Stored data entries

□ □ □ □ □

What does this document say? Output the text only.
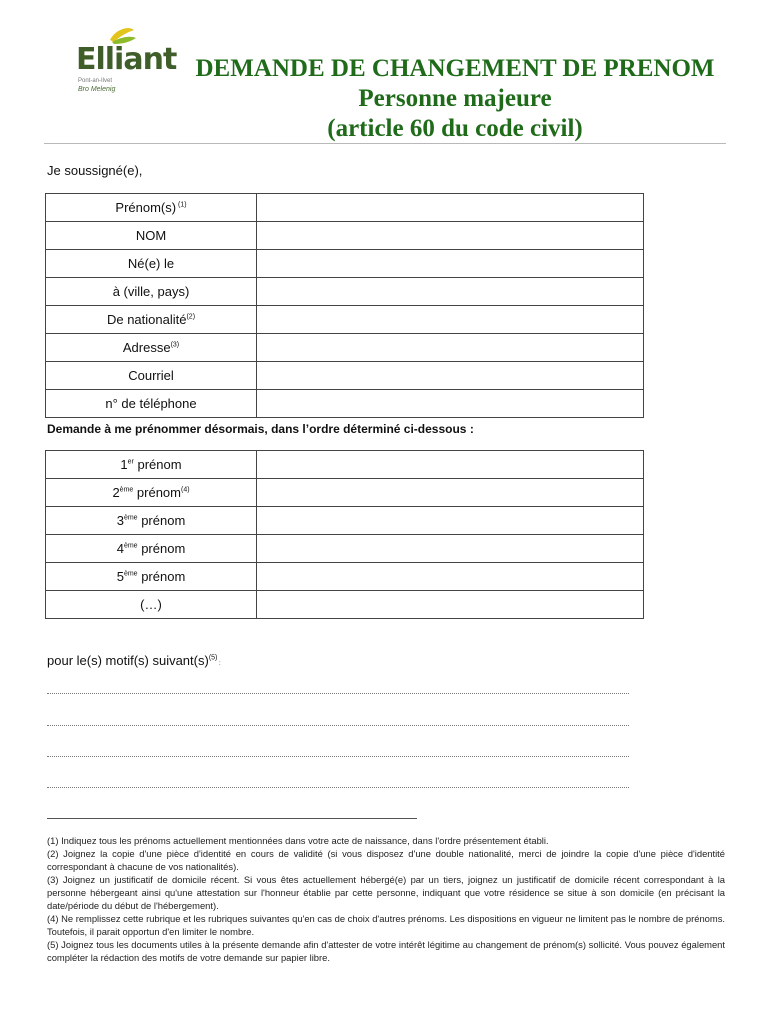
Elliant
Pont-an-Ilvet
Bro Melenig
DEMANDE DE CHANGEMENT DE PRENOM
Personne majeure
(article 60 du code civil)
Je soussigné(e),
Prénom(s) $^{(1)}$	
NOM	
Né(e) le	
à (ville, pays)	
De nationalité$^{(2)}$	
Adresse$^{(3)}$	
Courriel	
n° de téléphone	
Demande à me prénommer désormais, dans l’ordre déterminé ci-dessous :
1er prénom	
2ème prénom$^{(4)}$	
3ème prénom	
4ème prénom	
5ème prénom	
(…)	
pour le(s) motif(s) $suivant(s)^{(5)}$ :

(1) Indiquez tous les prénoms actuellement mentionnées dans votre acte de naissance, dans l'ordre présentement établi.

(2) Joignez la copie d'une pièce d'identité en cours de validité (si vous disposez d'une double nationalité, merci de joindre la copie d'une pièce d'identité correspondant à chacune de vos nationalités).

(3) Joignez un justificatif de domicile récent. Si vous êtes actuellement hébergé(e) par un tiers, joignez un justificatif de domicile récent correspondant à la personne hébergeant ainsi qu'une attestation sur l'honneur établie par cette personne, indiquant que votre résidence se situe à son domicile (en précisant la date/période du début de l'hébergement).

(4) Ne remplissez cette rubrique et les rubriques suivantes qu'en cas de choix d'autres prénoms. Les dispositions en vigueur ne limitent pas le nombre de prénoms. Toutefois, il parait opportun d'en limiter le nombre.

(5) Joignez tous les documents utiles à la présente demande afin d'attester de votre intérêt légitime au changement de prénom(s) sollicité. Vous pouvez également compléter la rédaction des motifs de votre demande sur papier libre.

□ □ □ □ □

Go through the material above and print all of it exactly, except the pictures.

RESPONSE:
What does this document say? Output the text only.
Elliant
Pont-an-Ilvet
Bro Melenig
DEMANDE DE CHANGEMENT DE PRENOM
Personne majeure
(article 60 du code civil)
Je soussigné(e),
Prénom(s) $^{(1)}$	
NOM	
Né(e) le	
à (ville, pays)	
De nationalité$^{(2)}$	
Adresse$^{(3)}$	
Courriel	
n° de téléphone	
Demande à me prénommer désormais, dans l’ordre déterminé ci-dessous :
1er prénom	
2ème prénom$^{(4)}$	
3ème prénom	
4ème prénom	
5ème prénom	
(…)	
pour le(s) motif(s) $suivant(s)^{(5)}$ :

(1) Indiquez tous les prénoms actuellement mentionnées dans votre acte de naissance, dans l'ordre présentement établi.

(2) Joignez la copie d'une pièce d'identité en cours de validité (si vous disposez d'une double nationalité, merci de joindre la copie d'une pièce d'identité correspondant à chacune de vos nationalités).

(3) Joignez un justificatif de domicile récent. Si vous êtes actuellement hébergé(e) par un tiers, joignez un justificatif de domicile récent correspondant à la personne hébergeant ainsi qu'une attestation sur l'honneur établie par cette personne, indiquant que votre résidence se situe à son domicile (en précisant la date/période du début de l'hébergement).

(4) Ne remplissez cette rubrique et les rubriques suivantes qu'en cas de choix d'autres prénoms. Les dispositions en vigueur ne limitent pas le nombre de prénoms. Toutefois, il parait opportun d'en limiter le nombre.

(5) Joignez tous les documents utiles à la présente demande afin d'attester de votre intérêt légitime au changement de prénom(s) sollicité. Vous pouvez également compléter la rédaction des motifs de votre demande sur papier libre.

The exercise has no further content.